[Dataset entries]
○ ○ ○

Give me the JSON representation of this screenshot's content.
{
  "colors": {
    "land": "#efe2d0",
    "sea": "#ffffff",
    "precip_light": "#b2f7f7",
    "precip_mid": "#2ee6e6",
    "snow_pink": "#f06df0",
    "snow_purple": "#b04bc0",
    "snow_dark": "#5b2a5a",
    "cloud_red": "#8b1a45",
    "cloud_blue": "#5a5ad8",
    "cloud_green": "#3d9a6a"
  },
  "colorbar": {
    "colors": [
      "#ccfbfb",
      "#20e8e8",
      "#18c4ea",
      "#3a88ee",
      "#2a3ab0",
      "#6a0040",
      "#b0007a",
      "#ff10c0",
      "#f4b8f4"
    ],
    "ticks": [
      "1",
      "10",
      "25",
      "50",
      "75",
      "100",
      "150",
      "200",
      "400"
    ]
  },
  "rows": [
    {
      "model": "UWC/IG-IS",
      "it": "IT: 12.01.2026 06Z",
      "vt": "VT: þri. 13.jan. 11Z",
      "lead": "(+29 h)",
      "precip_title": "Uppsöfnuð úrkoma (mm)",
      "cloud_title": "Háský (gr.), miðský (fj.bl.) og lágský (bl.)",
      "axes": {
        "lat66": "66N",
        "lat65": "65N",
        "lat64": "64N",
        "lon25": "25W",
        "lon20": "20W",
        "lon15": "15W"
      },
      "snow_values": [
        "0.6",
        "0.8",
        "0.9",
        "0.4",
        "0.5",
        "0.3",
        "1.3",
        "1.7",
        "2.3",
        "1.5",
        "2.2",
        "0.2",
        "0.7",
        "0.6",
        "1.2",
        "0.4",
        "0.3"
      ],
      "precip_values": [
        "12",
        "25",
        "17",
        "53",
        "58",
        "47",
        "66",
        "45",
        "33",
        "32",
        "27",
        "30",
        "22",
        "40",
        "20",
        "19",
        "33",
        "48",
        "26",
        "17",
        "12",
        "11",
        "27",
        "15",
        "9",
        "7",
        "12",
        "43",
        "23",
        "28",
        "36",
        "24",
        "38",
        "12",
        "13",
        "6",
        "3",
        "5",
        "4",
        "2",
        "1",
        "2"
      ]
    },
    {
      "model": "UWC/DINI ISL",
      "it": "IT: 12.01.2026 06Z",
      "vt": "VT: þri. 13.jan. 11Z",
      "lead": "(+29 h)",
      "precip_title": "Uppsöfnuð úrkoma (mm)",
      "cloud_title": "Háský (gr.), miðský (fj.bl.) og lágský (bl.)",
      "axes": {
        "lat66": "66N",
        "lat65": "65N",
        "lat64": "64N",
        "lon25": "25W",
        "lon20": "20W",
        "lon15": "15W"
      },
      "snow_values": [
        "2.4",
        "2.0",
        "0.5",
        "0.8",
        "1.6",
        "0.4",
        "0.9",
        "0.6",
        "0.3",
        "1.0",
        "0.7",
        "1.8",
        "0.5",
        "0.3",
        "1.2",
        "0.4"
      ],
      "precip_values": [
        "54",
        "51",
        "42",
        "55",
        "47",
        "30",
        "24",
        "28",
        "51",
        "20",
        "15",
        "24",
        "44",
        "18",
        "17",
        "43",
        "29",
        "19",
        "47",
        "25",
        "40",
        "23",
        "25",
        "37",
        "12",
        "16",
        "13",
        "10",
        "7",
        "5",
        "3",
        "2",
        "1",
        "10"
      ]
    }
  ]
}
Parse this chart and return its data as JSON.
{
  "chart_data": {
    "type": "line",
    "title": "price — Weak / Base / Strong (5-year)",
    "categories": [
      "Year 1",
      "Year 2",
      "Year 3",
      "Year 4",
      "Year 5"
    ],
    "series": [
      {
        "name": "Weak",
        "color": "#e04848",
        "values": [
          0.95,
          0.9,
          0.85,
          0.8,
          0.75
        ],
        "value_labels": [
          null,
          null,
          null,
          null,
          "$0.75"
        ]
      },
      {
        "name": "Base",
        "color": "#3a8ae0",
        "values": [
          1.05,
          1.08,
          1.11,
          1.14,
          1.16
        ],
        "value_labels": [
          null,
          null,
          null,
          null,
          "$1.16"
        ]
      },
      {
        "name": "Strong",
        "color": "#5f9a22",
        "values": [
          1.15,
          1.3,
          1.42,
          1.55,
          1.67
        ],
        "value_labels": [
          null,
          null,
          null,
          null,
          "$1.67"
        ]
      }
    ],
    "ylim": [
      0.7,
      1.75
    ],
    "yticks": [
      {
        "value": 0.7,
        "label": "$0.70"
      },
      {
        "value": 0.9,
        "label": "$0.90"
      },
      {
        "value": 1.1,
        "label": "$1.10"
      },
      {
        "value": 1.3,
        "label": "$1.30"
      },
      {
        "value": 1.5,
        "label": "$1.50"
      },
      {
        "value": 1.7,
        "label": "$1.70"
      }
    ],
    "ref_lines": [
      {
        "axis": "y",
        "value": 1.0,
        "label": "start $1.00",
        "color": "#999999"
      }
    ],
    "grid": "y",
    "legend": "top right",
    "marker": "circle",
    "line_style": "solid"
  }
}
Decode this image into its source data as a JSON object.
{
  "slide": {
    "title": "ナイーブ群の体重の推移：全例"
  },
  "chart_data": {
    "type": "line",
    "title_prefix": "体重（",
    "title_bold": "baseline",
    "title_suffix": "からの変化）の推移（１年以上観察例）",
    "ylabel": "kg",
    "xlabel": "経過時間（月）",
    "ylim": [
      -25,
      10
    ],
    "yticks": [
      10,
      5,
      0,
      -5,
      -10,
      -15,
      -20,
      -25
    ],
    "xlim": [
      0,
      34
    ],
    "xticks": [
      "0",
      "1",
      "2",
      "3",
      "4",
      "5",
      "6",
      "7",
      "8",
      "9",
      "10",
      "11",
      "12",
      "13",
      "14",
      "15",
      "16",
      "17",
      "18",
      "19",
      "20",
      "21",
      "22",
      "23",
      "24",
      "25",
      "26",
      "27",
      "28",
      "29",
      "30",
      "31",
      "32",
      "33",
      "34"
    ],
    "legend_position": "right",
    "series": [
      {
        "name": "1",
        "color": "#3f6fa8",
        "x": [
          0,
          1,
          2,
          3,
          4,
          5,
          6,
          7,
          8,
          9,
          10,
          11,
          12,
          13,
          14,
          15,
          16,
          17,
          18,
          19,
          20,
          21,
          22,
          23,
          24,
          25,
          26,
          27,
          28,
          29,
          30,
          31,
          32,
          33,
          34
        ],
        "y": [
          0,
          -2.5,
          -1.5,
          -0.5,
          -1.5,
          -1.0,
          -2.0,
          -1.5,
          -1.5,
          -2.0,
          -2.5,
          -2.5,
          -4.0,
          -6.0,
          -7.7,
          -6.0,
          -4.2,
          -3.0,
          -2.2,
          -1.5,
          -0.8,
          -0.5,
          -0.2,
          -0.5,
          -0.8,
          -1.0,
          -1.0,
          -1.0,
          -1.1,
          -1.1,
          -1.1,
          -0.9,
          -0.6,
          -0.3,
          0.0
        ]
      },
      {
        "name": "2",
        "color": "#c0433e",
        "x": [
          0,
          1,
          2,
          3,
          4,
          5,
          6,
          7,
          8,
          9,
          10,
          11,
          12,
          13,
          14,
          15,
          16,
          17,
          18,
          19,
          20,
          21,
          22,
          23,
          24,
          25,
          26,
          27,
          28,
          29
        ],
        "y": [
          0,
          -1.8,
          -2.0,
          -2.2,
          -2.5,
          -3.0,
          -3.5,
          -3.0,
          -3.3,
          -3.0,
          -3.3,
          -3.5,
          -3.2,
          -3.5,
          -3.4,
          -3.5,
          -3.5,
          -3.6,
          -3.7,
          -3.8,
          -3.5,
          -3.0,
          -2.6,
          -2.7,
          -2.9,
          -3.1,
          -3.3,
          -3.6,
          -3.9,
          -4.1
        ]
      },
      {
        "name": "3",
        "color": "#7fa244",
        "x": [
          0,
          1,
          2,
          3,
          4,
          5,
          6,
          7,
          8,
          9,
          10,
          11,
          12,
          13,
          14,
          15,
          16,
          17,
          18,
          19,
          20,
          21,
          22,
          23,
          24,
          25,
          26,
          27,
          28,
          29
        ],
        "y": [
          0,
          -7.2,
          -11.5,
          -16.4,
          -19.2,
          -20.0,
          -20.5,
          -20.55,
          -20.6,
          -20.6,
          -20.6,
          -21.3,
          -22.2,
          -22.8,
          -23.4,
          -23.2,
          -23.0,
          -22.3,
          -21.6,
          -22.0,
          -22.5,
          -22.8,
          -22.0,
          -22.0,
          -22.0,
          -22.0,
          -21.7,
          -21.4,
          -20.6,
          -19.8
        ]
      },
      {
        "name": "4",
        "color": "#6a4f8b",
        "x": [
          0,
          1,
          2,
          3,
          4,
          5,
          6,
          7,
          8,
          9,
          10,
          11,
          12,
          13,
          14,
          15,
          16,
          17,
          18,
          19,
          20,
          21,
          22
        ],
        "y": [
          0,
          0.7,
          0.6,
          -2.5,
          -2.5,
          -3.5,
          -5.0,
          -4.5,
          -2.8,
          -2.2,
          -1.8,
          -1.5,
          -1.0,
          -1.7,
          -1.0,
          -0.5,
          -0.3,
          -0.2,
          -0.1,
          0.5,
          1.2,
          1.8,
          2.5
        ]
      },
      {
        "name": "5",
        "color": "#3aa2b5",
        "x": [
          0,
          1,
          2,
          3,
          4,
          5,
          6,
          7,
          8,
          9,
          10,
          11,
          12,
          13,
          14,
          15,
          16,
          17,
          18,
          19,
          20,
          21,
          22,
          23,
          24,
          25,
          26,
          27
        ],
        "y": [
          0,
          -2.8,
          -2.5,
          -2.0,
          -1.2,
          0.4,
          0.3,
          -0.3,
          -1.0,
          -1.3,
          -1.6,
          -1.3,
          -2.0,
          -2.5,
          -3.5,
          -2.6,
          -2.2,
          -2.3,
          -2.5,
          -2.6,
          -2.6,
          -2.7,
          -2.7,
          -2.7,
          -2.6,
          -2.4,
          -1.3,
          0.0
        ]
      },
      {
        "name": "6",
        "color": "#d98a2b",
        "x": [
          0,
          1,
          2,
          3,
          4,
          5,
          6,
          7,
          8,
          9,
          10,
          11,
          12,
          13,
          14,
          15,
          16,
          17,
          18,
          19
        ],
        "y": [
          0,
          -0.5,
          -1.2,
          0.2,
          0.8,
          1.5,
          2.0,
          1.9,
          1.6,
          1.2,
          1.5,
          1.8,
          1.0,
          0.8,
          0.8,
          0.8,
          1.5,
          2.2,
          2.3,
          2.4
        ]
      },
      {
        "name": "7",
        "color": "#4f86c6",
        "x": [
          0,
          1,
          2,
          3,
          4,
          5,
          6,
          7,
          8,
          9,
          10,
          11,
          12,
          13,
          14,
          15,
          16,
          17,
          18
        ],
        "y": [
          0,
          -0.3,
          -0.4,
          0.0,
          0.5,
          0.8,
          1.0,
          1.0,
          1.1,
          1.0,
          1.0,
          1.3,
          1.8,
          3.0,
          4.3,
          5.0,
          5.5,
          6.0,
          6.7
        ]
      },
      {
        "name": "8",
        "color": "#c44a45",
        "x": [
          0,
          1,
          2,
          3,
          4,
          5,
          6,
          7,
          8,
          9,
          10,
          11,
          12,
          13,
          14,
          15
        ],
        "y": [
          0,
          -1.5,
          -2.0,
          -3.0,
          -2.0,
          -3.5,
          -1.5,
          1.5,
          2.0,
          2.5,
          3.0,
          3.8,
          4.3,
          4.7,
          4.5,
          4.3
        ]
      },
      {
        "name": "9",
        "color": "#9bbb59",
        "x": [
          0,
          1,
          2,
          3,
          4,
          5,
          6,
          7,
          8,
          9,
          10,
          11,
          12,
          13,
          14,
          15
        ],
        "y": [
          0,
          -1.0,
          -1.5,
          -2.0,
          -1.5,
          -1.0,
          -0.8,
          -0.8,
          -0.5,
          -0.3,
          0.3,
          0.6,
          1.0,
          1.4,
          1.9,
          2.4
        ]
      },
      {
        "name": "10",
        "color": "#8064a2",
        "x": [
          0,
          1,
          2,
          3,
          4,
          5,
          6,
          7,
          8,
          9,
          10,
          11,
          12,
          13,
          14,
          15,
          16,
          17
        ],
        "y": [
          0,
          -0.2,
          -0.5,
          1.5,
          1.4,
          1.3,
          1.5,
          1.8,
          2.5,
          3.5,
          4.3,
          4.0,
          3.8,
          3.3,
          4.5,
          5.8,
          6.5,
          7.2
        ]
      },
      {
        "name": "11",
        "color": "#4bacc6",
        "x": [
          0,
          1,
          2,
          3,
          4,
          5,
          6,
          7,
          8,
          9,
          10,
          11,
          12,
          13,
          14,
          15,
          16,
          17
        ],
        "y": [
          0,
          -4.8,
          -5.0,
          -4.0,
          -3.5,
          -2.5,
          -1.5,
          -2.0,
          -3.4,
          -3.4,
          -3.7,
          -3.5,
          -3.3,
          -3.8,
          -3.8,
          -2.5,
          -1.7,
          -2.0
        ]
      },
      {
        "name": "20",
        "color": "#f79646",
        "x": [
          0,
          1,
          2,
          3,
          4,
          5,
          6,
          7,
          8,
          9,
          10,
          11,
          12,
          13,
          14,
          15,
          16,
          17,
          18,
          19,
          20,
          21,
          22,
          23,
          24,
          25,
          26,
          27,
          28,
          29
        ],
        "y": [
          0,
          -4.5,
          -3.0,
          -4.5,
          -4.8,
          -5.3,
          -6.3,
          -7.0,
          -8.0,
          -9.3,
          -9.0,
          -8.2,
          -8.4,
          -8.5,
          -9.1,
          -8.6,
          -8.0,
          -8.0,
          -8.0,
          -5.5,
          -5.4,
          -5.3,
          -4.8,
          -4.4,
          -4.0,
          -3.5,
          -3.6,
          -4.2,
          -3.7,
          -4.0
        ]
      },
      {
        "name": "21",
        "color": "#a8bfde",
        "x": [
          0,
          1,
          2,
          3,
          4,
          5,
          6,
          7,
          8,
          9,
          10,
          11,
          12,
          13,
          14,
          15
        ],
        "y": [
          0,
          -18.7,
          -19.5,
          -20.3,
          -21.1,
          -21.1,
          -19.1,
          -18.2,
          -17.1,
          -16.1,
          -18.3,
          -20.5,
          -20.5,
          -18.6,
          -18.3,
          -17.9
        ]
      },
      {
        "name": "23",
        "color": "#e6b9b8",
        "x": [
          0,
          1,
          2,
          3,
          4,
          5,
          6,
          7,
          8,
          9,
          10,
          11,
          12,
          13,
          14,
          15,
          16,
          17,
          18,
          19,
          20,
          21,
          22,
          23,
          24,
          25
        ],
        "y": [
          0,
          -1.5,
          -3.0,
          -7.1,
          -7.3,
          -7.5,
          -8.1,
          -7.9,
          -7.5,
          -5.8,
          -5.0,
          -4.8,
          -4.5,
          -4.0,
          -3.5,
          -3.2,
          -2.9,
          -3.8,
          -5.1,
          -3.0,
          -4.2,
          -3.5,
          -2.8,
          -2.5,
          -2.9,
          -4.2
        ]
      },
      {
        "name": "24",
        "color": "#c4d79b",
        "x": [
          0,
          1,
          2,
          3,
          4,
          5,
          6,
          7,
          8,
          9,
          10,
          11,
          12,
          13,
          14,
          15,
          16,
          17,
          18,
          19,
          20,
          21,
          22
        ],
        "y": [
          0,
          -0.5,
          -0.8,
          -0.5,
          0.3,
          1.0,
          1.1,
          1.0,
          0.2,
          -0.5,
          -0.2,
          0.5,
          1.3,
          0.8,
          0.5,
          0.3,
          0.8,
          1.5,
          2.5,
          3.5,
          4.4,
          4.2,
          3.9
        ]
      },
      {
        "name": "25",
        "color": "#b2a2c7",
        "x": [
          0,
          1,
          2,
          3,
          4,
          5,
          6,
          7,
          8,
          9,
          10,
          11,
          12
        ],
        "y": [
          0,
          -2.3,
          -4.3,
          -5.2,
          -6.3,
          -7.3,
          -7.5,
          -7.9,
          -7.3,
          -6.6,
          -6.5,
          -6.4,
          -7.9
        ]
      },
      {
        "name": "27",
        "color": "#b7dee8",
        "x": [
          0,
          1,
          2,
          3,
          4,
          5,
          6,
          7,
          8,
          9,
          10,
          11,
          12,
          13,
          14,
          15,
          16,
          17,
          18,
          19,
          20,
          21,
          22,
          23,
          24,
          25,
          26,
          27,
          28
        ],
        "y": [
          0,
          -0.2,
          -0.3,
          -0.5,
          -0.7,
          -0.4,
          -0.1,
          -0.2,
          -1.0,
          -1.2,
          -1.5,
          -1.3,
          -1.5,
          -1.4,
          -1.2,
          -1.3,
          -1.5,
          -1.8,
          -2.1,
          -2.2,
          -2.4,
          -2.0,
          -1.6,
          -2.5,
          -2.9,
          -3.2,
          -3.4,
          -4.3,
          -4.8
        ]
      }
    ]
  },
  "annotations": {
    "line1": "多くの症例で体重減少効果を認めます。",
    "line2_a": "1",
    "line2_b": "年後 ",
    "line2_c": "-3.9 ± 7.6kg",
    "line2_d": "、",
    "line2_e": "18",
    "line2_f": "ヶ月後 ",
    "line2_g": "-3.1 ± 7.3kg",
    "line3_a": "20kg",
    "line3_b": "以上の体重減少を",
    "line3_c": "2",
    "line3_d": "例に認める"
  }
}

○ ○ ○

Task to complete
Check each line of the entries for the string "right". Copy the lines that have it.

Correct result
    "legend": "top right",
    "legend_position": "right",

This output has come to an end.